Goal of the exercise:
Where a line holds the string "ΔPVýtlačná", return that line.

— start Information provided —

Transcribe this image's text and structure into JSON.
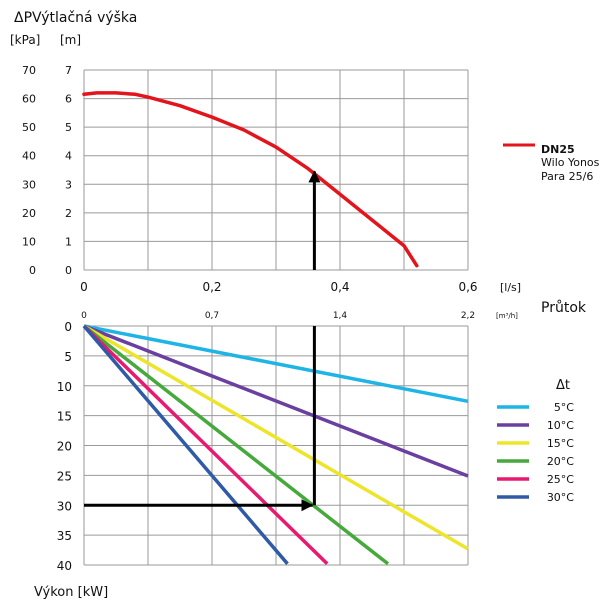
{
  "title": "ΔPVýtlačná výška",
  "pump_chart": {
    "unit_left": "[kPa]",
    "unit_right": "[m]",
    "kpa_ticks": [
      "70",
      "60",
      "50",
      "40",
      "30",
      "20",
      "10",
      "0"
    ],
    "m_ticks": [
      "7",
      "6",
      "5",
      "4",
      "3",
      "2",
      "1",
      "0"
    ],
    "flow_ls_ticks": [
      "0",
      "0,2",
      "0,4",
      "0,6"
    ],
    "flow_ls_unit": "[l/s]",
    "flow_m3h_ticks": [
      "0",
      "0,7",
      "1,4",
      "2,2"
    ],
    "flow_m3h_unit": "[m³/h]",
    "flow_label": "Průtok"
  },
  "legend_pump": {
    "name": "DN25",
    "line1": "Wilo Yonos",
    "line2": "Para 25/6",
    "color": "#e3141c"
  },
  "power_chart": {
    "y_ticks": [
      "0",
      "5",
      "10",
      "15",
      "20",
      "25",
      "30",
      "35",
      "40"
    ],
    "y_label": "Výkon [kW]"
  },
  "legend_dt": {
    "title": "Δt",
    "items": [
      {
        "label": "5°C",
        "color": "#1eb4e6"
      },
      {
        "label": "10°C",
        "color": "#6a3fa0"
      },
      {
        "label": "15°C",
        "color": "#ede52a"
      },
      {
        "label": "20°C",
        "color": "#45a93c"
      },
      {
        "label": "25°C",
        "color": "#e8196e"
      },
      {
        "label": "30°C",
        "color": "#2e5aa6"
      }
    ]
  },
  "chart_data": [
    {
      "type": "line",
      "title": "ΔPVýtlačná výška",
      "xlabel": "Průtok [l/s]",
      "ylabel": "[m]",
      "xlim": [
        0,
        0.6
      ],
      "ylim": [
        0,
        7
      ],
      "series": [
        {
          "name": "DN25",
          "color": "#e3141c",
          "x": [
            0,
            0.02,
            0.05,
            0.08,
            0.1,
            0.15,
            0.2,
            0.25,
            0.3,
            0.35,
            0.4,
            0.45,
            0.5,
            0.52
          ],
          "y": [
            6.15,
            6.2,
            6.2,
            6.15,
            6.05,
            5.75,
            5.35,
            4.9,
            4.3,
            3.55,
            2.65,
            1.75,
            0.85,
            0.15
          ]
        }
      ],
      "annotations": [
        {
          "type": "arrow",
          "from_x": 0.36,
          "from_y": 0,
          "to_x": 0.36,
          "to_y": 3.45
        }
      ]
    },
    {
      "type": "line",
      "xlabel": "Průtok [l/s]",
      "ylabel": "Výkon [kW]",
      "xlim": [
        0,
        0.6
      ],
      "ylim": [
        0,
        40
      ],
      "y_inverted": true,
      "series": [
        {
          "name": "5°C",
          "color": "#1eb4e6",
          "x": [
            0,
            0.6
          ],
          "y": [
            0,
            12.6
          ]
        },
        {
          "name": "10°C",
          "color": "#6a3fa0",
          "x": [
            0,
            0.6
          ],
          "y": [
            0,
            25.1
          ]
        },
        {
          "name": "15°C",
          "color": "#ede52a",
          "x": [
            0,
            0.6
          ],
          "y": [
            0,
            37.3
          ]
        },
        {
          "name": "20°C",
          "color": "#45a93c",
          "x": [
            0,
            0.475
          ],
          "y": [
            0,
            39.8
          ]
        },
        {
          "name": "25°C",
          "color": "#e8196e",
          "x": [
            0,
            0.38
          ],
          "y": [
            0,
            39.8
          ]
        },
        {
          "name": "30°C",
          "color": "#2e5aa6",
          "x": [
            0,
            0.318
          ],
          "y": [
            0,
            39.8
          ]
        }
      ],
      "annotations": [
        {
          "type": "arrow",
          "from_x": 0.36,
          "from_y": 30,
          "to_x": 0.36,
          "to_y": 0
        },
        {
          "type": "arrow",
          "from_x": 0,
          "from_y": 30,
          "to_x": 0.36,
          "to_y": 30
        }
      ]
    }
  ]
}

— end Information provided —

Worked answer:
  "title": "ΔPVýtlačná výška",
      "title": "ΔPVýtlačná výška",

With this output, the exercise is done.